Stated goal
Convert the stretch from the first of the rows below through the line containing "response-circle[interactable]: O: [1782, 504, 1961, 551]" into a JSON list of strings, one string per line, with blank lines dropped. Include nothing past that line.
--------
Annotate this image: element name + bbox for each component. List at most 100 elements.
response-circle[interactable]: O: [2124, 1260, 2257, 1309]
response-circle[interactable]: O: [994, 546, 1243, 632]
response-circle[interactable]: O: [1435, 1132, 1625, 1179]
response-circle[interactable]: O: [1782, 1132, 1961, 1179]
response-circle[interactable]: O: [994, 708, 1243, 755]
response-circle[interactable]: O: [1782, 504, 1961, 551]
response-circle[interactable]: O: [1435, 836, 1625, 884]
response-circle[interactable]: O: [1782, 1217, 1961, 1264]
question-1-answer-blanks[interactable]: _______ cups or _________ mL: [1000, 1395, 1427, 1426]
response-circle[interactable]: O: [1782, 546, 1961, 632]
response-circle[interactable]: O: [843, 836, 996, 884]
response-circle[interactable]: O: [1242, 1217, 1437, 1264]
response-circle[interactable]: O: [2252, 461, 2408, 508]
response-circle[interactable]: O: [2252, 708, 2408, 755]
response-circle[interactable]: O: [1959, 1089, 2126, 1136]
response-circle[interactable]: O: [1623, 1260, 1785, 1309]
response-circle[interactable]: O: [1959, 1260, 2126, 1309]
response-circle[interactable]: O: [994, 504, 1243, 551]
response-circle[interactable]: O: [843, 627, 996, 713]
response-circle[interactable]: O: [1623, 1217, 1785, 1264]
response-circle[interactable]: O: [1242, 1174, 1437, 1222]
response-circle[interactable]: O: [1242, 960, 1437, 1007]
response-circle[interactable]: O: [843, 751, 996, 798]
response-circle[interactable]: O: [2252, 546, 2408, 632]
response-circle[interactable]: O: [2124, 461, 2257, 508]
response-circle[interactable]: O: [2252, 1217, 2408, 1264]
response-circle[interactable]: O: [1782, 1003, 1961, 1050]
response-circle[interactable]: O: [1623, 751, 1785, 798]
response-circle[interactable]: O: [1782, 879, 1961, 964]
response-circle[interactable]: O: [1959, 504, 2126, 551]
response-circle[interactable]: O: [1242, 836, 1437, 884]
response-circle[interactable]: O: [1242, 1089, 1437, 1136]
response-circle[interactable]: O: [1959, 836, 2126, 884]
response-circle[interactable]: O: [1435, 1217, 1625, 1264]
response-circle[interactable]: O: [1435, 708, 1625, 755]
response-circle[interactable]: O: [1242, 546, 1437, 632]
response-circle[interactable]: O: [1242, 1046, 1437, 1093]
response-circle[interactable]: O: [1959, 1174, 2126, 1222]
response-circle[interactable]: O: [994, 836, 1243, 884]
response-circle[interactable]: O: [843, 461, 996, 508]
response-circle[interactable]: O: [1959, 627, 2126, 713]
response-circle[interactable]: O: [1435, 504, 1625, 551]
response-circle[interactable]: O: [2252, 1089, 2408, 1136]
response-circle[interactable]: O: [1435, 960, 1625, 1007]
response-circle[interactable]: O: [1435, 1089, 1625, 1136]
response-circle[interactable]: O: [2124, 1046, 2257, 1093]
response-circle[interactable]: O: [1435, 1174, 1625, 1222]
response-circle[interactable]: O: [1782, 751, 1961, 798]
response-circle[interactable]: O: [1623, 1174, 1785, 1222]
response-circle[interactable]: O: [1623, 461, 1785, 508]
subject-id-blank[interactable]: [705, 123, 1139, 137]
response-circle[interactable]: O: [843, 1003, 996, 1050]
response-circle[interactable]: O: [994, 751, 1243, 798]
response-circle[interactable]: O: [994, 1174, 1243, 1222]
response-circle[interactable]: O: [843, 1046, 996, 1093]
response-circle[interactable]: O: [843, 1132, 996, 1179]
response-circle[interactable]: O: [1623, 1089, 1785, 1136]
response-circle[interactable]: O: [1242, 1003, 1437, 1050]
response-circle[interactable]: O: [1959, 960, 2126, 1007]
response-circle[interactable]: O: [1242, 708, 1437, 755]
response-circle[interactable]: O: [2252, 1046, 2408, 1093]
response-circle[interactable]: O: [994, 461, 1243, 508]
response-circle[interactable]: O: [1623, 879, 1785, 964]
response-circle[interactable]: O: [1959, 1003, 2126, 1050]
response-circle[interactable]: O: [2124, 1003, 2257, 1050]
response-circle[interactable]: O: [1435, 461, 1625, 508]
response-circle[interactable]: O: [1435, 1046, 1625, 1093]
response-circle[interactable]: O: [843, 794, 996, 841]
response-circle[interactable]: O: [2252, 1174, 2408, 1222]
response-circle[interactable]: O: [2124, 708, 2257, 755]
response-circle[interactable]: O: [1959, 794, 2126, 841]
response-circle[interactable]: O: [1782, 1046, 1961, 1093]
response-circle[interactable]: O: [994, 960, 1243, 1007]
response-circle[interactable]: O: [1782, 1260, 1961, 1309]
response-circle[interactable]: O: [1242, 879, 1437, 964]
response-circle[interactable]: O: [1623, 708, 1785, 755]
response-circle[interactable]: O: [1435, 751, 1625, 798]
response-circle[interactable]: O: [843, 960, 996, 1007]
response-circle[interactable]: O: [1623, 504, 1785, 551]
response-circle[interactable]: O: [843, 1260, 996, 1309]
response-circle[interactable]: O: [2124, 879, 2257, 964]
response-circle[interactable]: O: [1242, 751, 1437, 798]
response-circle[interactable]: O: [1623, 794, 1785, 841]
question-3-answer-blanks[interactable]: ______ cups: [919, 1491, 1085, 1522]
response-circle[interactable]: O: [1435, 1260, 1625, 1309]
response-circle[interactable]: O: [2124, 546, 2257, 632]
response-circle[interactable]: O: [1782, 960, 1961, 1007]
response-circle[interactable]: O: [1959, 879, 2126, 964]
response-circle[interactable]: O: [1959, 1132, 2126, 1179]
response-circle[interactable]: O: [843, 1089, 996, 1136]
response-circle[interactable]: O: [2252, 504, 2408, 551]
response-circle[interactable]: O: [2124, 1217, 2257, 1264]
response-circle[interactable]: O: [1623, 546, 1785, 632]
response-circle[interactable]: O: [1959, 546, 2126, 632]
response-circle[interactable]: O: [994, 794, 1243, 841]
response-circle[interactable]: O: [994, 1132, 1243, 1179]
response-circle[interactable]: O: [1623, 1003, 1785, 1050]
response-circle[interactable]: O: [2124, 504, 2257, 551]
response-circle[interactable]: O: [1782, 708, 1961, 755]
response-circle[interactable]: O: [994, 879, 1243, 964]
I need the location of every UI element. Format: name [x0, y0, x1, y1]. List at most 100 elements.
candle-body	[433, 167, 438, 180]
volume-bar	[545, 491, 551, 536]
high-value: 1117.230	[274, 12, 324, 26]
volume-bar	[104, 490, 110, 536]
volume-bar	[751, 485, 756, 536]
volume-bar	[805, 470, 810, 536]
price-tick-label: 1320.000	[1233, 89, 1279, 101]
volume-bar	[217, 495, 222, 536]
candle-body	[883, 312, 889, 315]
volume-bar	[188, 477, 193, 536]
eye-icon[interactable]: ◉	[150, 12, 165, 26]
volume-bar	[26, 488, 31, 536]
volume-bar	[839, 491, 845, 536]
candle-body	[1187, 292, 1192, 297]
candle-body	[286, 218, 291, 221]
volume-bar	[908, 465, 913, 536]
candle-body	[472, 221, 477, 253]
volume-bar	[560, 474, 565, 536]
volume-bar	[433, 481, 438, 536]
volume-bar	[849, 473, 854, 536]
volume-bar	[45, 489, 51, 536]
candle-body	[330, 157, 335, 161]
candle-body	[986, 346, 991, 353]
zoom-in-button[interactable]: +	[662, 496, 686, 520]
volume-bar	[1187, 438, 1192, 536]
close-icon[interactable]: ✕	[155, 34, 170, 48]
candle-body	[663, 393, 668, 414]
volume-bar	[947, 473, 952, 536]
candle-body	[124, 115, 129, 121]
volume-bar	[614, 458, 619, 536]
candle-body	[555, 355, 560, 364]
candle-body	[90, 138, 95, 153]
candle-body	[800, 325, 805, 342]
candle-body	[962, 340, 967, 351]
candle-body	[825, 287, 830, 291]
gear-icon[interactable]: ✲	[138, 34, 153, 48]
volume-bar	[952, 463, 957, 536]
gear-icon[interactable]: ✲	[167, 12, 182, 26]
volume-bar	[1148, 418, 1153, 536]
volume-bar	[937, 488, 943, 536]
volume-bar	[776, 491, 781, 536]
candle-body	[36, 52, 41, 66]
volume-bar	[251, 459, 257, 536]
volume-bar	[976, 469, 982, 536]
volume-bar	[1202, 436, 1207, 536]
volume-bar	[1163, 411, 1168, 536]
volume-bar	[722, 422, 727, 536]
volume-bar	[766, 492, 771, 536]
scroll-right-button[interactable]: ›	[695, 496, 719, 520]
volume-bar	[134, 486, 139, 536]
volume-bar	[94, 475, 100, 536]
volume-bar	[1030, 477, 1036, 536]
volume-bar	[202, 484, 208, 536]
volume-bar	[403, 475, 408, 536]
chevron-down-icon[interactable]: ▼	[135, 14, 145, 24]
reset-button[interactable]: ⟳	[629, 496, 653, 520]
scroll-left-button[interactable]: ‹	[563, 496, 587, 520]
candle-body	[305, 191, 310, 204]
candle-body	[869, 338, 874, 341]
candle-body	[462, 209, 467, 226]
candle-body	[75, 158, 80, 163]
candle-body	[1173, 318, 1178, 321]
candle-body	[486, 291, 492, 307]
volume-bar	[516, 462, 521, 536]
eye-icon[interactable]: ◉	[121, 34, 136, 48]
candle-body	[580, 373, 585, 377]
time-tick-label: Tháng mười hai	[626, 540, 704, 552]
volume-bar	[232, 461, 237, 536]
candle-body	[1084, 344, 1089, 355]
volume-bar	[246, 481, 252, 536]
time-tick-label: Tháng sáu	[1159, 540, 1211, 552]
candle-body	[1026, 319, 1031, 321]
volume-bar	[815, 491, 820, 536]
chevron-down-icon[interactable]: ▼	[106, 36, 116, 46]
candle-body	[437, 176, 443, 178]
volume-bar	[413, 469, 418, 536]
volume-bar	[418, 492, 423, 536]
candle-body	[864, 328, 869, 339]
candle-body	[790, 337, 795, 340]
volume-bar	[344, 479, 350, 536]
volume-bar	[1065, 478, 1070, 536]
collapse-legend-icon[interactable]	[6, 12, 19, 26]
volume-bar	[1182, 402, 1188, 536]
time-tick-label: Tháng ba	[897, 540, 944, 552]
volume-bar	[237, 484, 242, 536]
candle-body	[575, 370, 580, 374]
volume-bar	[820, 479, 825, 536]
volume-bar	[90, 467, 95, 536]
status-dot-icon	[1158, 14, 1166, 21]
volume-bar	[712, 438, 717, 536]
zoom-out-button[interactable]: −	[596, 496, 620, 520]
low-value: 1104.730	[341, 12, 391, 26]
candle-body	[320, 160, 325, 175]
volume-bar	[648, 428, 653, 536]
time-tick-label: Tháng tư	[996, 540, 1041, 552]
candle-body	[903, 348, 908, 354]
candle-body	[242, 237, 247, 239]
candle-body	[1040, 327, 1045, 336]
--------
Task result
[
  "Annotate this image: element name + bbox for each component. List at most 100 elements.",
  "response-circle[interactable]: O: [2124, 1260, 2257, 1309]",
  "response-circle[interactable]: O: [994, 546, 1243, 632]",
  "response-circle[interactable]: O: [1435, 1132, 1625, 1179]",
  "response-circle[interactable]: O: [1782, 1132, 1961, 1179]",
  "response-circle[interactable]: O: [994, 708, 1243, 755]",
  "response-circle[interactable]: O: [1782, 504, 1961, 551]"
]